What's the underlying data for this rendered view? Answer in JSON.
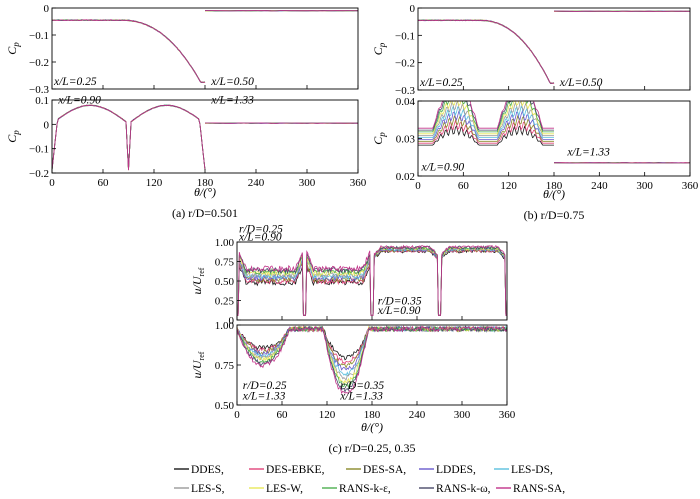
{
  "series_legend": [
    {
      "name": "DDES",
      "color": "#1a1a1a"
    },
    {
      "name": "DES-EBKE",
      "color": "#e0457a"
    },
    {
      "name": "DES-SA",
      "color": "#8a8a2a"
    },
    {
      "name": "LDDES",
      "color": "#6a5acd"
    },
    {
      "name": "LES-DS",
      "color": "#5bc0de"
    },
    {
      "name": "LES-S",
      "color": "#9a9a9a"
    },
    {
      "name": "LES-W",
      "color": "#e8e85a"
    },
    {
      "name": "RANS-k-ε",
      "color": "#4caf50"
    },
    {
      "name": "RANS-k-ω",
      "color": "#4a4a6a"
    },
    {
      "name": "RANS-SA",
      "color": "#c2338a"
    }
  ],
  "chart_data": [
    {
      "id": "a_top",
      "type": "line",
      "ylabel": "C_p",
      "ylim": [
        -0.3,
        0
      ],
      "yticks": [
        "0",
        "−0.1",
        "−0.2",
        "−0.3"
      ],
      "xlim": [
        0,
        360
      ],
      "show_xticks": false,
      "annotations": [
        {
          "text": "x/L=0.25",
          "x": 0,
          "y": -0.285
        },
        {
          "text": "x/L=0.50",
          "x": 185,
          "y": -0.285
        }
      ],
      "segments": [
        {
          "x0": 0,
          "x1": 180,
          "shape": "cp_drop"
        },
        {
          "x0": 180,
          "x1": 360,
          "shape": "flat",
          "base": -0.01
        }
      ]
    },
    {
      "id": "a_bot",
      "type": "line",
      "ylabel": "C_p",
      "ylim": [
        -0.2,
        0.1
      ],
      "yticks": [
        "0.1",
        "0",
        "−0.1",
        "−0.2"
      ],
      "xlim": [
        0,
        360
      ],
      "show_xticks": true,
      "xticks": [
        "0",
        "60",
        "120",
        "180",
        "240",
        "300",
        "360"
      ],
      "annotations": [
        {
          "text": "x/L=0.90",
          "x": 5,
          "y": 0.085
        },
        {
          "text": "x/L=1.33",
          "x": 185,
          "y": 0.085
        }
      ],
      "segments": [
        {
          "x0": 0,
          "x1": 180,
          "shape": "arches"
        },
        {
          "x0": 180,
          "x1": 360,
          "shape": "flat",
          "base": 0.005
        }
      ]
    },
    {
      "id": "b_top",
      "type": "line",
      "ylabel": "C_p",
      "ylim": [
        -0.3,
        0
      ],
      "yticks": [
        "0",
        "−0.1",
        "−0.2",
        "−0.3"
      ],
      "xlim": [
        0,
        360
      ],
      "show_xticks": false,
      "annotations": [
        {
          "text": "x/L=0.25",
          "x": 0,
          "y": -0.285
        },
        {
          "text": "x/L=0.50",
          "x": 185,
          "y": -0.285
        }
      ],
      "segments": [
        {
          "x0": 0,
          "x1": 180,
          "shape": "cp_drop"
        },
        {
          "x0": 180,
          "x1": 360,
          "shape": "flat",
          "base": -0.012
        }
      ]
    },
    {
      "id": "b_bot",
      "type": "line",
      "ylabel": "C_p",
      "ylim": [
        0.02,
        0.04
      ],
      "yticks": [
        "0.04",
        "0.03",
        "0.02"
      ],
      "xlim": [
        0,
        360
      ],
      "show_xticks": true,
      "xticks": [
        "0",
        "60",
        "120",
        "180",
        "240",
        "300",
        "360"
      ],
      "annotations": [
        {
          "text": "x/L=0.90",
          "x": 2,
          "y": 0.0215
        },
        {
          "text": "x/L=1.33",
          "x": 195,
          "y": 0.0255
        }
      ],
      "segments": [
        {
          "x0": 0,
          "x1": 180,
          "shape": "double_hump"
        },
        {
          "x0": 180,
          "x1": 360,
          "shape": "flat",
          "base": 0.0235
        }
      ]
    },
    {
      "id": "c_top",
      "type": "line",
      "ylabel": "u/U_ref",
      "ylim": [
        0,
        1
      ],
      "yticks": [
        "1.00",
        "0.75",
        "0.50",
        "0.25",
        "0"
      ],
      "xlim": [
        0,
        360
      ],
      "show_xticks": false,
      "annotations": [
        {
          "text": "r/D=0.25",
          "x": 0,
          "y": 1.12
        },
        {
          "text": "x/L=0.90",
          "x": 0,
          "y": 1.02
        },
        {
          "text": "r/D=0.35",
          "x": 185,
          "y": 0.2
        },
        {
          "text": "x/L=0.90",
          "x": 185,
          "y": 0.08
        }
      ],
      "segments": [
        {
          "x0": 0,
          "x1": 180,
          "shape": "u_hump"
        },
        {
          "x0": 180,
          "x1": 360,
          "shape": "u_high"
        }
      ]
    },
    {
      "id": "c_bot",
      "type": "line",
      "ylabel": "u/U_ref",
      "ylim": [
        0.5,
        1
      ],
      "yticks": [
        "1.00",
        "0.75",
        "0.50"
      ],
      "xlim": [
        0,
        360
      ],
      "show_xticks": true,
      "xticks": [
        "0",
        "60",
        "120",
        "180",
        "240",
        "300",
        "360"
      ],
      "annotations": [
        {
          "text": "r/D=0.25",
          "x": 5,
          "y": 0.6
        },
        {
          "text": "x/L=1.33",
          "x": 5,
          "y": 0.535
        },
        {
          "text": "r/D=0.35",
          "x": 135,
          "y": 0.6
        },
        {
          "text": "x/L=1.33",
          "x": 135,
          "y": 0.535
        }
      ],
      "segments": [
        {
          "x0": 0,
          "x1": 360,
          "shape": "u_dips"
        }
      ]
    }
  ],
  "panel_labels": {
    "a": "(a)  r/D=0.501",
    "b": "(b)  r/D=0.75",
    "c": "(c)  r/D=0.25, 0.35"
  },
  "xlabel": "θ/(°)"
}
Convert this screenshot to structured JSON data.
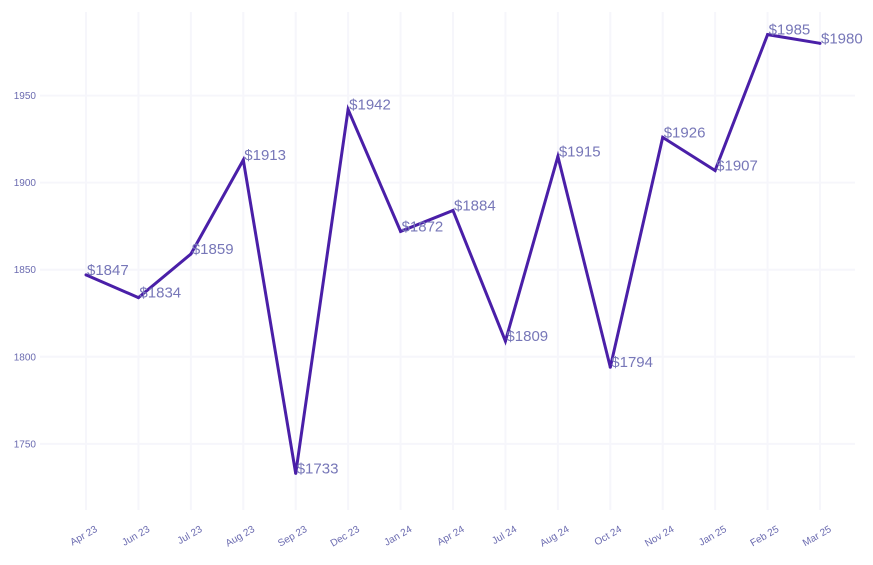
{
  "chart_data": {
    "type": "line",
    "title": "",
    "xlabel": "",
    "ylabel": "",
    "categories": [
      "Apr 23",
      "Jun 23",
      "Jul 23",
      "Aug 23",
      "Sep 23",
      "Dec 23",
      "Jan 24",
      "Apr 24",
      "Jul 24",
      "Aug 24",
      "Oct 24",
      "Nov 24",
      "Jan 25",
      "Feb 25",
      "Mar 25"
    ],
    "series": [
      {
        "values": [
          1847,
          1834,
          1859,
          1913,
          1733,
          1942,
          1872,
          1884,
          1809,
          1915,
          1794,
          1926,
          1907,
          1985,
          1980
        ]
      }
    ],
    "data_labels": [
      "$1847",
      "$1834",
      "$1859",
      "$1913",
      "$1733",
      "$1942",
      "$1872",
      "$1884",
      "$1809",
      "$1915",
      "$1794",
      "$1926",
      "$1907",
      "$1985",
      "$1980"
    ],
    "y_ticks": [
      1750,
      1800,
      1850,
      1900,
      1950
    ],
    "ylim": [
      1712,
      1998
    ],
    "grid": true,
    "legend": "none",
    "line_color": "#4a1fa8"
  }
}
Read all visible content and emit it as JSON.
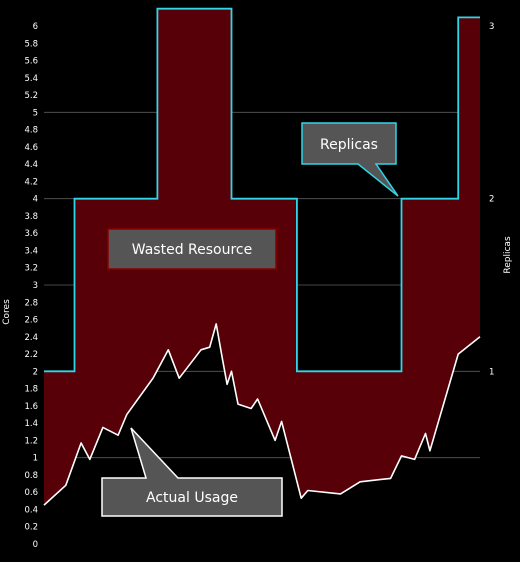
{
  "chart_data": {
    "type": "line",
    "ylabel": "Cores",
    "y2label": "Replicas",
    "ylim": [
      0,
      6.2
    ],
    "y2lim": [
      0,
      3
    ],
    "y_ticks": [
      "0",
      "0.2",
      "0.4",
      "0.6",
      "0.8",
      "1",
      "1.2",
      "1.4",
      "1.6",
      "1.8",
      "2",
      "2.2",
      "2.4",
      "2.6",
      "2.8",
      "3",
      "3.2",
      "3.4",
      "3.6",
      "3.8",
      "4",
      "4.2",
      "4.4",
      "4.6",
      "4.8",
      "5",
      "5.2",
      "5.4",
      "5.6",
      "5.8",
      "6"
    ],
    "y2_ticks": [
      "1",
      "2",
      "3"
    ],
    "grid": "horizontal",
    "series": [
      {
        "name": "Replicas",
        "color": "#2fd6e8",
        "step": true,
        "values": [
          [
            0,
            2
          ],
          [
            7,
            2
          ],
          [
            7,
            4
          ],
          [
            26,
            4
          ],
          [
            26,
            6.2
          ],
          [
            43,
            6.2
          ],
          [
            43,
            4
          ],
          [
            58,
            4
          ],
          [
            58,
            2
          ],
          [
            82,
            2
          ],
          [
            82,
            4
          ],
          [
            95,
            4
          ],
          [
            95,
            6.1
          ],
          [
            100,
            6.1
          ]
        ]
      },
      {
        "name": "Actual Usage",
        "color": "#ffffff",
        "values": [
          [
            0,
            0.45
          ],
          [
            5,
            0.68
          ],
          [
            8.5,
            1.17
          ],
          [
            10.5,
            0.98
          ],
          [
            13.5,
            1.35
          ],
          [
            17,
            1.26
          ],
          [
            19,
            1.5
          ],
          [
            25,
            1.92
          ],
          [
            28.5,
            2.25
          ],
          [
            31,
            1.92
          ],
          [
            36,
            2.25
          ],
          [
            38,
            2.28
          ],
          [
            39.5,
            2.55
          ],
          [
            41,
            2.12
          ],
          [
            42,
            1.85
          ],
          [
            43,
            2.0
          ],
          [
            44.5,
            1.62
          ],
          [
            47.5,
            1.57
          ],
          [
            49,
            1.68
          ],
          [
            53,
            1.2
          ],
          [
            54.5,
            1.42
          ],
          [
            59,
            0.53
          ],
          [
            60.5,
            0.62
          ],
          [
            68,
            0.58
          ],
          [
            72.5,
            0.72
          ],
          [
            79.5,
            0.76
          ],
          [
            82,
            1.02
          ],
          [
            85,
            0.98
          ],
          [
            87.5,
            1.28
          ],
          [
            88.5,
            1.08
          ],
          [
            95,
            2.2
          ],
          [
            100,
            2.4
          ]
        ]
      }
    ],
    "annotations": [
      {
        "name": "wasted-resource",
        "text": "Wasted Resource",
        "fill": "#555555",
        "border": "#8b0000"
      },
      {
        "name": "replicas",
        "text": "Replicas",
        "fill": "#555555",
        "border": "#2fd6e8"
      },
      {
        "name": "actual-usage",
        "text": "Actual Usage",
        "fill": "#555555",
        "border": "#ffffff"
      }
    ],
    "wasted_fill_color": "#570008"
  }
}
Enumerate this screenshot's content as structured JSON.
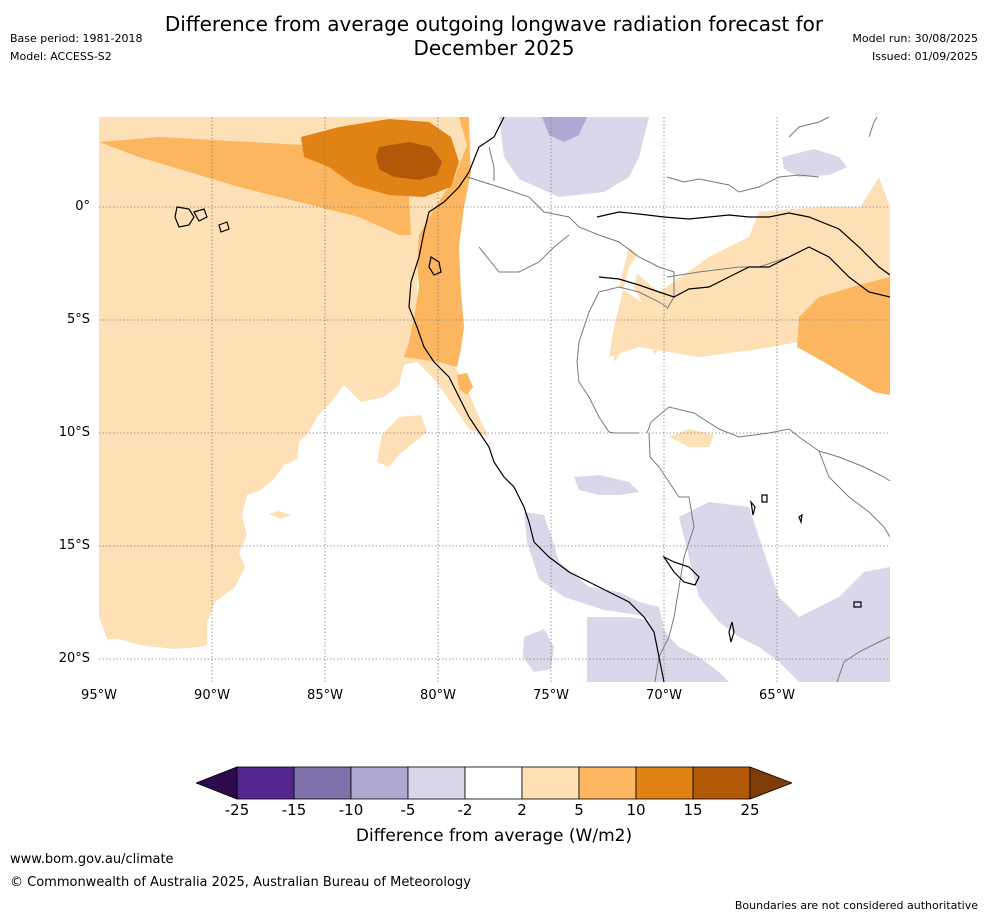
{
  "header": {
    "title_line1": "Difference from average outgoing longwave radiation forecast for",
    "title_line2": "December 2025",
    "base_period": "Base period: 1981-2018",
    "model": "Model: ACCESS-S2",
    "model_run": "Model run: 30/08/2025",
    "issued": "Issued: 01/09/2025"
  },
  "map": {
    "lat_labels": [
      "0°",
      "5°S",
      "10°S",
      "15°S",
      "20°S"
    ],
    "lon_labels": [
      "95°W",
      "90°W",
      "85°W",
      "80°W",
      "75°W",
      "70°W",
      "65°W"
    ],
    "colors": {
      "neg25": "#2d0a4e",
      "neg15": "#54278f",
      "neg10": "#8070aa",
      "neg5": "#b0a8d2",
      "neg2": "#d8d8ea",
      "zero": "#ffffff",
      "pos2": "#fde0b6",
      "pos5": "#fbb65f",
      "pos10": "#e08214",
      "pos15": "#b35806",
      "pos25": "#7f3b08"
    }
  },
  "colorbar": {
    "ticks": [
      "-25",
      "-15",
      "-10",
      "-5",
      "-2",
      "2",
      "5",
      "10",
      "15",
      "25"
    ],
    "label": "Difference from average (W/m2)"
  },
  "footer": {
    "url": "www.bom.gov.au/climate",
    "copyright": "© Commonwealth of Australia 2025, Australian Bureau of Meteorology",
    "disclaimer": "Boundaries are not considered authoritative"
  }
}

·····

Check each line above for "Difference" and return the ones that have it.

▶ TASK RESULT
    "title_line1": "Difference from average outgoing longwave radiation forecast for",
    "label": "Difference from average (W/m2)"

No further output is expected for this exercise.